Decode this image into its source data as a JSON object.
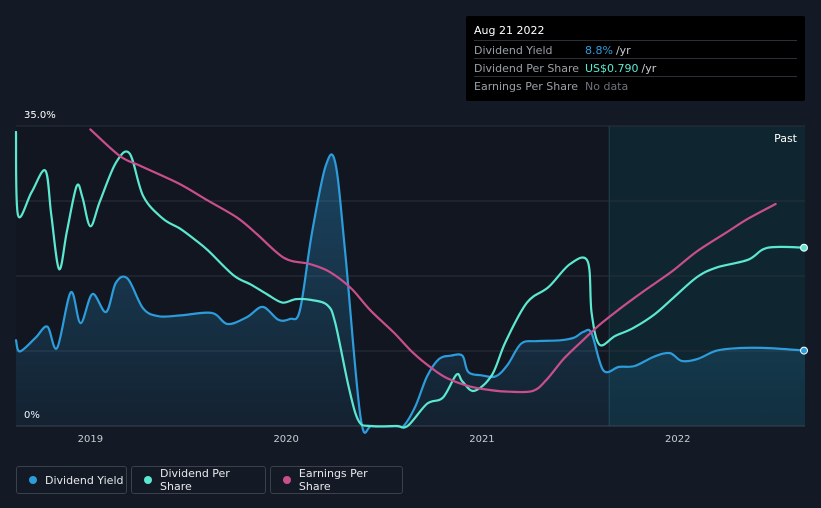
{
  "tooltip": {
    "date": "Aug 21 2022",
    "rows": [
      {
        "label": "Dividend Yield",
        "value": "8.8%",
        "unit": "/yr",
        "color": "#2d9cdb"
      },
      {
        "label": "Dividend Per Share",
        "value": "US$0.790",
        "unit": "/yr",
        "color": "#5ce8d0"
      },
      {
        "label": "Earnings Per Share",
        "value": "No data",
        "unit": "",
        "color": "#6d737c"
      }
    ]
  },
  "legend": [
    {
      "label": "Dividend Yield",
      "color": "#2d9cdb"
    },
    {
      "label": "Dividend Per Share",
      "color": "#5ce8d0"
    },
    {
      "label": "Earnings Per Share",
      "color": "#c94f8c"
    }
  ],
  "chart_data": {
    "type": "line",
    "y_axis_labels": [
      "35.0%",
      "0%"
    ],
    "ylim": [
      0,
      35
    ],
    "xlim": [
      2018.62,
      2022.65
    ],
    "x_ticks": [
      {
        "value": 2019,
        "label": "2019"
      },
      {
        "value": 2020,
        "label": "2020"
      },
      {
        "value": 2021,
        "label": "2021"
      },
      {
        "value": 2022,
        "label": "2022"
      }
    ],
    "past_start": 2021.65,
    "past_label": "Past",
    "grid": true,
    "series": [
      {
        "name": "Dividend Yield",
        "color": "#2d9cdb",
        "fill": true,
        "points": [
          [
            2018.62,
            10.0
          ],
          [
            2018.64,
            8.7
          ],
          [
            2018.72,
            10.3
          ],
          [
            2018.78,
            11.6
          ],
          [
            2018.83,
            9.1
          ],
          [
            2018.9,
            15.6
          ],
          [
            2018.95,
            12.0
          ],
          [
            2019.01,
            15.4
          ],
          [
            2019.08,
            13.3
          ],
          [
            2019.13,
            16.7
          ],
          [
            2019.19,
            17.2
          ],
          [
            2019.27,
            13.7
          ],
          [
            2019.35,
            12.8
          ],
          [
            2019.46,
            12.9
          ],
          [
            2019.62,
            13.2
          ],
          [
            2019.7,
            11.9
          ],
          [
            2019.8,
            12.7
          ],
          [
            2019.88,
            13.9
          ],
          [
            2019.96,
            12.4
          ],
          [
            2020.02,
            12.5
          ],
          [
            2020.07,
            13.5
          ],
          [
            2020.13,
            22.3
          ],
          [
            2020.2,
            30.2
          ],
          [
            2020.25,
            30.8
          ],
          [
            2020.3,
            20.6
          ],
          [
            2020.38,
            1.0
          ],
          [
            2020.44,
            0.0
          ],
          [
            2020.57,
            0.0
          ],
          [
            2020.6,
            0.0
          ],
          [
            2020.66,
            2.3
          ],
          [
            2020.72,
            5.8
          ],
          [
            2020.78,
            7.8
          ],
          [
            2020.84,
            8.2
          ],
          [
            2020.9,
            8.2
          ],
          [
            2020.93,
            6.3
          ],
          [
            2021.0,
            5.9
          ],
          [
            2021.07,
            5.8
          ],
          [
            2021.13,
            7.1
          ],
          [
            2021.2,
            9.6
          ],
          [
            2021.28,
            9.9
          ],
          [
            2021.4,
            10.0
          ],
          [
            2021.47,
            10.3
          ],
          [
            2021.52,
            11.0
          ],
          [
            2021.56,
            10.8
          ],
          [
            2021.62,
            6.5
          ],
          [
            2021.7,
            6.9
          ],
          [
            2021.78,
            7.0
          ],
          [
            2021.88,
            8.1
          ],
          [
            2021.96,
            8.5
          ],
          [
            2022.02,
            7.6
          ],
          [
            2022.1,
            7.8
          ],
          [
            2022.2,
            8.8
          ],
          [
            2022.32,
            9.1
          ],
          [
            2022.45,
            9.1
          ],
          [
            2022.65,
            8.8
          ]
        ]
      },
      {
        "name": "Dividend Per Share",
        "color": "#5ce8d0",
        "fill": false,
        "points": [
          [
            2018.62,
            34.3
          ],
          [
            2018.63,
            24.6
          ],
          [
            2018.7,
            27.3
          ],
          [
            2018.77,
            29.8
          ],
          [
            2018.8,
            24.7
          ],
          [
            2018.84,
            18.3
          ],
          [
            2018.88,
            22.7
          ],
          [
            2018.93,
            28.0
          ],
          [
            2018.96,
            26.6
          ],
          [
            2019.0,
            23.3
          ],
          [
            2019.05,
            26.3
          ],
          [
            2019.13,
            30.7
          ],
          [
            2019.2,
            31.8
          ],
          [
            2019.27,
            26.8
          ],
          [
            2019.37,
            24.2
          ],
          [
            2019.46,
            23.0
          ],
          [
            2019.53,
            21.8
          ],
          [
            2019.6,
            20.5
          ],
          [
            2019.73,
            17.6
          ],
          [
            2019.82,
            16.5
          ],
          [
            2019.9,
            15.4
          ],
          [
            2019.98,
            14.4
          ],
          [
            2020.05,
            14.8
          ],
          [
            2020.13,
            14.7
          ],
          [
            2020.21,
            14.1
          ],
          [
            2020.25,
            12.1
          ],
          [
            2020.32,
            4.5
          ],
          [
            2020.37,
            0.6
          ],
          [
            2020.43,
            0.0
          ],
          [
            2020.56,
            0.0
          ],
          [
            2020.62,
            0.0
          ],
          [
            2020.72,
            2.6
          ],
          [
            2020.8,
            3.3
          ],
          [
            2020.87,
            6.0
          ],
          [
            2020.9,
            5.2
          ],
          [
            2020.96,
            4.1
          ],
          [
            2021.05,
            5.9
          ],
          [
            2021.12,
            9.8
          ],
          [
            2021.23,
            14.4
          ],
          [
            2021.34,
            16.2
          ],
          [
            2021.45,
            18.9
          ],
          [
            2021.54,
            19.2
          ],
          [
            2021.56,
            13.2
          ],
          [
            2021.6,
            9.5
          ],
          [
            2021.68,
            10.5
          ],
          [
            2021.77,
            11.4
          ],
          [
            2021.88,
            13.0
          ],
          [
            2021.98,
            15.0
          ],
          [
            2022.1,
            17.4
          ],
          [
            2022.2,
            18.5
          ],
          [
            2022.36,
            19.4
          ],
          [
            2022.46,
            20.8
          ],
          [
            2022.65,
            20.8
          ]
        ]
      },
      {
        "name": "Earnings Per Share",
        "color": "#c94f8c",
        "fill": false,
        "points": [
          [
            2019.0,
            34.6
          ],
          [
            2019.15,
            31.5
          ],
          [
            2019.25,
            30.4
          ],
          [
            2019.45,
            28.3
          ],
          [
            2019.6,
            26.3
          ],
          [
            2019.75,
            24.3
          ],
          [
            2019.85,
            22.4
          ],
          [
            2019.99,
            19.6
          ],
          [
            2020.12,
            18.9
          ],
          [
            2020.22,
            18.0
          ],
          [
            2020.33,
            16.1
          ],
          [
            2020.43,
            13.5
          ],
          [
            2020.55,
            10.9
          ],
          [
            2020.65,
            8.5
          ],
          [
            2020.74,
            6.8
          ],
          [
            2020.82,
            5.6
          ],
          [
            2020.94,
            4.6
          ],
          [
            2021.04,
            4.2
          ],
          [
            2021.14,
            4.0
          ],
          [
            2021.26,
            4.1
          ],
          [
            2021.33,
            5.4
          ],
          [
            2021.42,
            7.9
          ],
          [
            2021.52,
            10.1
          ],
          [
            2021.6,
            11.8
          ],
          [
            2021.7,
            13.6
          ],
          [
            2021.8,
            15.3
          ],
          [
            2021.9,
            16.9
          ],
          [
            2021.98,
            18.2
          ],
          [
            2022.1,
            20.4
          ],
          [
            2022.25,
            22.6
          ],
          [
            2022.36,
            24.2
          ],
          [
            2022.5,
            25.9
          ]
        ]
      }
    ]
  }
}
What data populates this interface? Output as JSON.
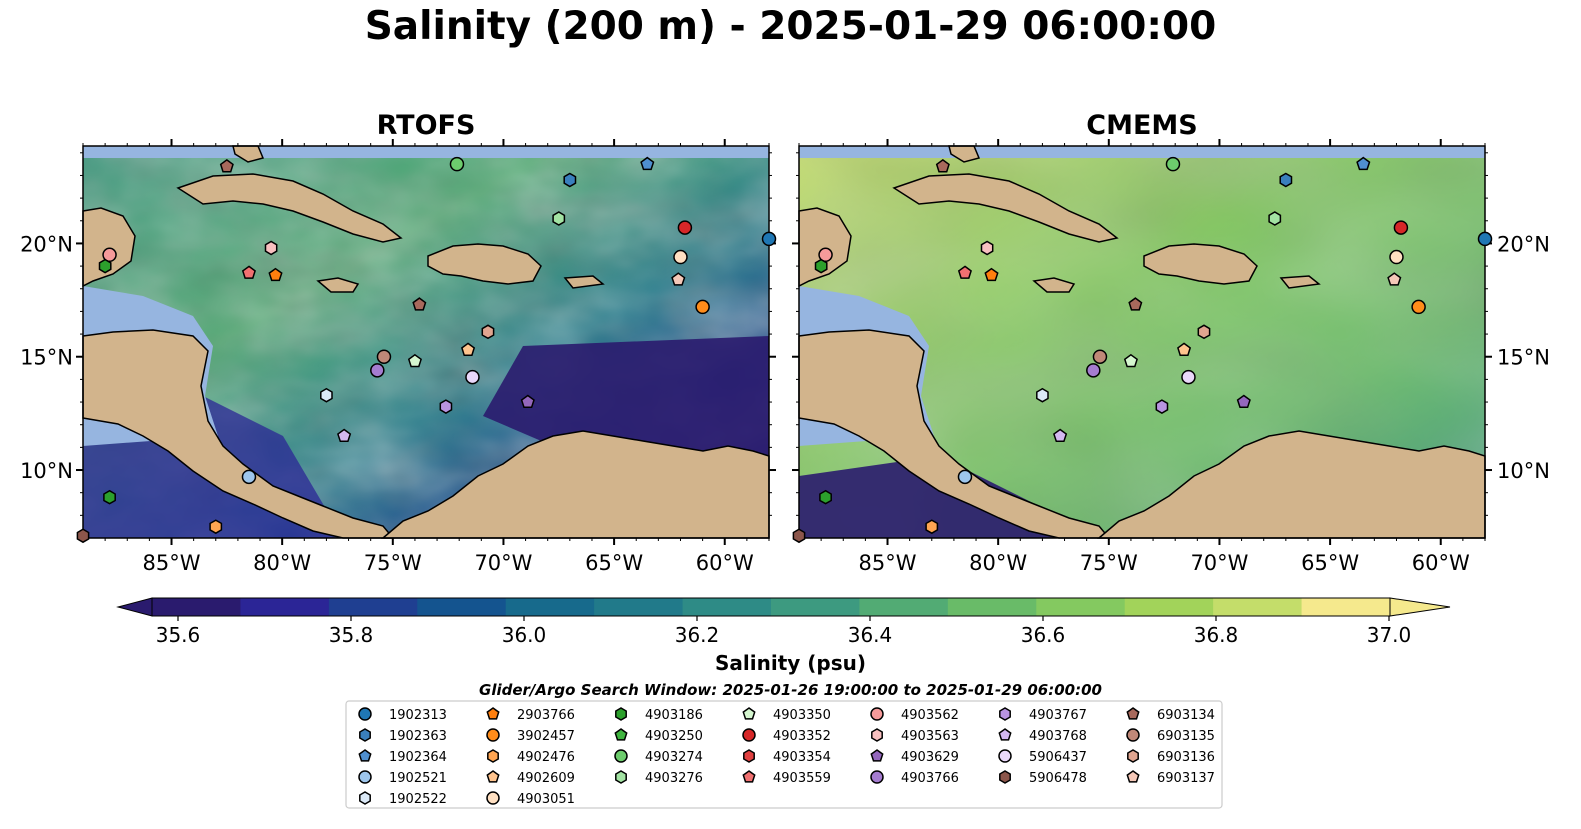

--------------------------------------------------

### Problem description
Copy down every line of the entries containing the word "Share".

### Written solution
        "label": "Dividend Per Share",
        "label": "Earnings Per Share",
      "label": "Dividend Per Share",
      "label": "Earnings Per Share",
        "name": "Dividend Per Share",
        "name": "Earnings Per Share",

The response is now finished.